### Set exercise
Among the following entries, count the lines that contain "должны" and report only the result.

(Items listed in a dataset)
──────
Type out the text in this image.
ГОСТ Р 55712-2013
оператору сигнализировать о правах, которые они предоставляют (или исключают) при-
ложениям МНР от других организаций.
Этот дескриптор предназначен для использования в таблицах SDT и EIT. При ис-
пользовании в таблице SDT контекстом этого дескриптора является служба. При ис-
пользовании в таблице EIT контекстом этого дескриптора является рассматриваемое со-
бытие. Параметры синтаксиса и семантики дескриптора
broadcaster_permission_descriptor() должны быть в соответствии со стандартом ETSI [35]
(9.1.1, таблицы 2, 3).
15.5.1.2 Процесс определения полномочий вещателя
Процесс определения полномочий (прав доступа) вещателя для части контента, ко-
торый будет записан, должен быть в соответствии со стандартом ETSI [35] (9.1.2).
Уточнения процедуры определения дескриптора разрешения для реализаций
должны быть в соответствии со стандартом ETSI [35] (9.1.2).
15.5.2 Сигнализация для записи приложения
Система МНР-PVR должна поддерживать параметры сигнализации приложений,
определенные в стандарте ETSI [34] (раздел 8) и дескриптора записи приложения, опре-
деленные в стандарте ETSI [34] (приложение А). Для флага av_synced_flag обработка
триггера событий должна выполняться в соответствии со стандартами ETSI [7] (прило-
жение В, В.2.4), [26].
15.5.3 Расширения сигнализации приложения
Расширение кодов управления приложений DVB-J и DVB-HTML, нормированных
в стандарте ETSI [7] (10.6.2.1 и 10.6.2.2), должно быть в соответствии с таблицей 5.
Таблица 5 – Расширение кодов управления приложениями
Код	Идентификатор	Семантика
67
──────
### Result
2